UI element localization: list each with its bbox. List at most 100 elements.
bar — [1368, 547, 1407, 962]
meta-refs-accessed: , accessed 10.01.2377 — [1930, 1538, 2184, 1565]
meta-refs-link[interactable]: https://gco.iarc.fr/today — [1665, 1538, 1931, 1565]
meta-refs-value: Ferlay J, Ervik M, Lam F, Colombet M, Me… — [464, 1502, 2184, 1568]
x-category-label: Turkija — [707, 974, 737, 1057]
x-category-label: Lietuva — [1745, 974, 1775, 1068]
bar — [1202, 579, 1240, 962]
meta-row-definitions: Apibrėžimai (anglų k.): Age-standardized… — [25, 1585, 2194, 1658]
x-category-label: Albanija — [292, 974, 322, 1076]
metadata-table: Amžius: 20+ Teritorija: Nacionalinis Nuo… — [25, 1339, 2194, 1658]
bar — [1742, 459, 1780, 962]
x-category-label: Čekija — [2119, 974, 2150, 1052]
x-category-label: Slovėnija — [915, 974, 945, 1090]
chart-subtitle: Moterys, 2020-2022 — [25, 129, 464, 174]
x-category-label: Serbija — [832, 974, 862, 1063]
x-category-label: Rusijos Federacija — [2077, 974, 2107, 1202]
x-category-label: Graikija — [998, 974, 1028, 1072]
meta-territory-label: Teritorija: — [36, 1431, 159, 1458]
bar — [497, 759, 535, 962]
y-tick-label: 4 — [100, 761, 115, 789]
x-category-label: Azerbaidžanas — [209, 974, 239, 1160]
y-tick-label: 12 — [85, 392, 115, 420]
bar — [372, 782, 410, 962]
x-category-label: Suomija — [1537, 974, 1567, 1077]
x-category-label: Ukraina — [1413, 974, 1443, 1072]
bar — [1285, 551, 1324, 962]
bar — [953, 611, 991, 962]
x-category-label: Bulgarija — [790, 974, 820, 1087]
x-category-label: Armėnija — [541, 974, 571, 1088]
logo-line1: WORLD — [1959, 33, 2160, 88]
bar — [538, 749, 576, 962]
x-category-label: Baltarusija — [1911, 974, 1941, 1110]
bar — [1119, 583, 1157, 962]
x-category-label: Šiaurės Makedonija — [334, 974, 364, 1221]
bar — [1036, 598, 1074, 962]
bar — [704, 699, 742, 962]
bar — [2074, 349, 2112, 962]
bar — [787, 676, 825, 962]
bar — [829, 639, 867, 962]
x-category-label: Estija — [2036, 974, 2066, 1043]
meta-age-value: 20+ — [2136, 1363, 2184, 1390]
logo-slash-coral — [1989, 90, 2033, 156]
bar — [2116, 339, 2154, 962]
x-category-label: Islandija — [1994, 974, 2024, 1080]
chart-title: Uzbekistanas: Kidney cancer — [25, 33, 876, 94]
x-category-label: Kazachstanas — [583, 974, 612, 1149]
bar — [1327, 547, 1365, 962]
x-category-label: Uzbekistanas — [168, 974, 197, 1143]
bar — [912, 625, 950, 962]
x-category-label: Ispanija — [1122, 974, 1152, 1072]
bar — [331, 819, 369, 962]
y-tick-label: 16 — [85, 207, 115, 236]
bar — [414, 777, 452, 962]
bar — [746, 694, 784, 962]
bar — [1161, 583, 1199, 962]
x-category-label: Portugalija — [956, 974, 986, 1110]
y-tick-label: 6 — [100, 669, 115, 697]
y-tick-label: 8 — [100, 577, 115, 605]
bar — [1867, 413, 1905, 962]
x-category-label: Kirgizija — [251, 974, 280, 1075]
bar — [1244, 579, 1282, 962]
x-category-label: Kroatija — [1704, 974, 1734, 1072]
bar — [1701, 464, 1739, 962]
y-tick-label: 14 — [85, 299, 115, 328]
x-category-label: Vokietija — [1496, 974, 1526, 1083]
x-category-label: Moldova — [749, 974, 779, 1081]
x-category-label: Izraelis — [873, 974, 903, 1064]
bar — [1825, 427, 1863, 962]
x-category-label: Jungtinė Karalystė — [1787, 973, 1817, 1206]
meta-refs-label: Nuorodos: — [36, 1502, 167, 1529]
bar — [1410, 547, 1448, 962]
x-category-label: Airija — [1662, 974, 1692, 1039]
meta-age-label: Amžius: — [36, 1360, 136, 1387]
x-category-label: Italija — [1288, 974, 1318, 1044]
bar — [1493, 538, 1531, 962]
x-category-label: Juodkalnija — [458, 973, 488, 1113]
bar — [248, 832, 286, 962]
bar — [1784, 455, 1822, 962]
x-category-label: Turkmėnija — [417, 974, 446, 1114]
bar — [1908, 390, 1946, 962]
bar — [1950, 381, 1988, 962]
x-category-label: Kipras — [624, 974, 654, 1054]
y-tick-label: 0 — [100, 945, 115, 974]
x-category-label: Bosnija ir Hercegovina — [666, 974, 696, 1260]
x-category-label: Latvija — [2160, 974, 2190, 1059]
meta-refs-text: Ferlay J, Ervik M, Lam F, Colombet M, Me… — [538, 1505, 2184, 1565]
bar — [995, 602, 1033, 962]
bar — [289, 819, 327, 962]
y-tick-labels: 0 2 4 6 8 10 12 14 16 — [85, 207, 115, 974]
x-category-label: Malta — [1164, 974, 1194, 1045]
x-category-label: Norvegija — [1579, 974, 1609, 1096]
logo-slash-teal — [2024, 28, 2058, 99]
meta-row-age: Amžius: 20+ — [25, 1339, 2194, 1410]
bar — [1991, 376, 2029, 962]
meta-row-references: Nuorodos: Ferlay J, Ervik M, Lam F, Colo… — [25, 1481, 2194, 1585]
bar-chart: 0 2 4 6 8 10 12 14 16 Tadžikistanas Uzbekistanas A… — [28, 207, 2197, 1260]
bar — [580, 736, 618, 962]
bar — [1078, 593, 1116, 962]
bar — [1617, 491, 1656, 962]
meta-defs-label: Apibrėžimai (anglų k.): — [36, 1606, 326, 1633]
##########
- _GIVEN REQUEST_: Number each line of the records above in a list, leaving out any blank lines.

- _FULL OUTPUT_:
1. UI element localization: list each with its bbox. List at most 100 elements.
2. bar — [1368, 547, 1407, 962]
3. meta-refs-accessed: , accessed 10.01.2377 — [1930, 1538, 2184, 1565]
4. meta-refs-link[interactable]: https://gco.iarc.fr/today — [1665, 1538, 1931, 1565]
5. meta-refs-value: Ferlay J, Ervik M, Lam F, Colombet M, Me… — [464, 1502, 2184, 1568]
6. x-category-label: Turkija — [707, 974, 737, 1057]
7. x-category-label: Lietuva — [1745, 974, 1775, 1068]
8. bar — [1202, 579, 1240, 962]
9. meta-row-definitions: Apibrėžimai (anglų k.): Age-standardized… — [25, 1585, 2194, 1658]
10. x-category-label: Albanija — [292, 974, 322, 1076]
11. metadata-table: Amžius: 20+ Teritorija: Nacionalinis Nuo… — [25, 1339, 2194, 1658]
12. bar — [1742, 459, 1780, 962]
13. x-category-label: Čekija — [2119, 974, 2150, 1052]
14. x-category-label: Slovėnija — [915, 974, 945, 1090]
15. chart-subtitle: Moterys, 2020-2022 — [25, 129, 464, 174]
16. x-category-label: Serbija — [832, 974, 862, 1063]
17. x-category-label: Rusijos Federacija — [2077, 974, 2107, 1202]
18. x-category-label: Graikija — [998, 974, 1028, 1072]
19. meta-territory-label: Teritorija: — [36, 1431, 159, 1458]
20. bar — [497, 759, 535, 962]
21. y-tick-label: 4 — [100, 761, 115, 789]
22. x-category-label: Azerbaidžanas — [209, 974, 239, 1160]
23. y-tick-label: 12 — [85, 392, 115, 420]
24. bar — [372, 782, 410, 962]
25. x-category-label: Suomija — [1537, 974, 1567, 1077]
26. x-category-label: Ukraina — [1413, 974, 1443, 1072]
27. bar — [1285, 551, 1324, 962]
28. bar — [953, 611, 991, 962]
29. x-category-label: Bulgarija — [790, 974, 820, 1087]
30. x-category-label: Armėnija — [541, 974, 571, 1088]
31. logo-line1: WORLD — [1959, 33, 2160, 88]
32. bar — [538, 749, 576, 962]
33. x-category-label: Baltarusija — [1911, 974, 1941, 1110]
34. bar — [1119, 583, 1157, 962]
35. x-category-label: Šiaurės Makedonija — [334, 974, 364, 1221]
36. bar — [1036, 598, 1074, 962]
37. bar — [704, 699, 742, 962]
38. bar — [2074, 349, 2112, 962]
39. bar — [787, 676, 825, 962]
40. bar — [829, 639, 867, 962]
41. x-category-label: Estija — [2036, 974, 2066, 1043]
42. meta-age-value: 20+ — [2136, 1363, 2184, 1390]
43. logo-slash-coral — [1989, 90, 2033, 156]
44. bar — [2116, 339, 2154, 962]
45. x-category-label: Islandija — [1994, 974, 2024, 1080]
46. chart-title: Uzbekistanas: Kidney cancer — [25, 33, 876, 94]
47. x-category-label: Kazachstanas — [583, 974, 612, 1149]
48. bar — [1327, 547, 1365, 962]
49. x-category-label: Uzbekistanas — [168, 974, 197, 1143]
50. bar — [912, 625, 950, 962]
51. x-category-label: Ispanija — [1122, 974, 1152, 1072]
52. bar — [331, 819, 369, 962]
53. y-tick-label: 16 — [85, 207, 115, 236]
54. bar — [414, 777, 452, 962]
55. bar — [746, 694, 784, 962]
56. bar — [1161, 583, 1199, 962]
57. x-category-label: Portugalija — [956, 974, 986, 1110]
58. y-tick-label: 6 — [100, 669, 115, 697]
59. y-tick-label: 8 — [100, 577, 115, 605]
60. bar — [1867, 413, 1905, 962]
61. x-category-label: Kirgizija — [251, 974, 280, 1075]
62. bar — [1244, 579, 1282, 962]
63. x-category-label: Kroatija — [1704, 974, 1734, 1072]
64. bar — [1701, 464, 1739, 962]
65. y-tick-label: 14 — [85, 299, 115, 328]
66. x-category-label: Vokietija — [1496, 974, 1526, 1083]
67. x-category-label: Moldova — [749, 974, 779, 1081]
68. x-category-label: Izraelis — [873, 974, 903, 1064]
69. bar — [1825, 427, 1863, 962]
70. x-category-label: Jungtinė Karalystė — [1787, 973, 1817, 1206]
71. meta-refs-label: Nuorodos: — [36, 1502, 167, 1529]
72. bar — [1410, 547, 1448, 962]
73. x-category-label: Airija — [1662, 974, 1692, 1039]
74. meta-age-label: Amžius: — [36, 1360, 136, 1387]
75. x-category-label: Italija — [1288, 974, 1318, 1044]
76. bar — [1493, 538, 1531, 962]
77. x-category-label: Juodkalnija — [458, 973, 488, 1113]
78. bar — [248, 832, 286, 962]
79. bar — [1784, 455, 1822, 962]
80. x-category-label: Turkmėnija — [417, 974, 446, 1114]
81. bar — [1908, 390, 1946, 962]
82. bar — [1950, 381, 1988, 962]
83. x-category-label: Kipras — [624, 974, 654, 1054]
84. y-tick-label: 0 — [100, 945, 115, 974]
85. x-category-label: Bosnija ir Hercegovina — [666, 974, 696, 1260]
86. x-category-label: Latvija — [2160, 974, 2190, 1059]
87. meta-refs-text: Ferlay J, Ervik M, Lam F, Colombet M, Me… — [538, 1505, 2184, 1565]
88. bar — [995, 602, 1033, 962]
89. bar — [289, 819, 327, 962]
90. y-tick-labels: 0 2 4 6 8 10 12 14 16 — [85, 207, 115, 974]
91. x-category-label: Malta — [1164, 974, 1194, 1045]
92. x-category-label: Norvegija — [1579, 974, 1609, 1096]
93. logo-slash-teal — [2024, 28, 2058, 99]
94. meta-row-age: Amžius: 20+ — [25, 1339, 2194, 1410]
95. bar — [1991, 376, 2029, 962]
96. meta-row-references: Nuorodos: Ferlay J, Ervik M, Lam F, Colo… — [25, 1481, 2194, 1585]
97. bar-chart: 0 2 4 6 8 10 12 14 16 Tadžikistanas Uzbekistanas A… — [28, 207, 2197, 1260]
98. bar — [580, 736, 618, 962]
99. bar — [1078, 593, 1116, 962]
100. bar — [1617, 491, 1656, 962]
101. meta-defs-label: Apibrėžimai (anglų k.): — [36, 1606, 326, 1633]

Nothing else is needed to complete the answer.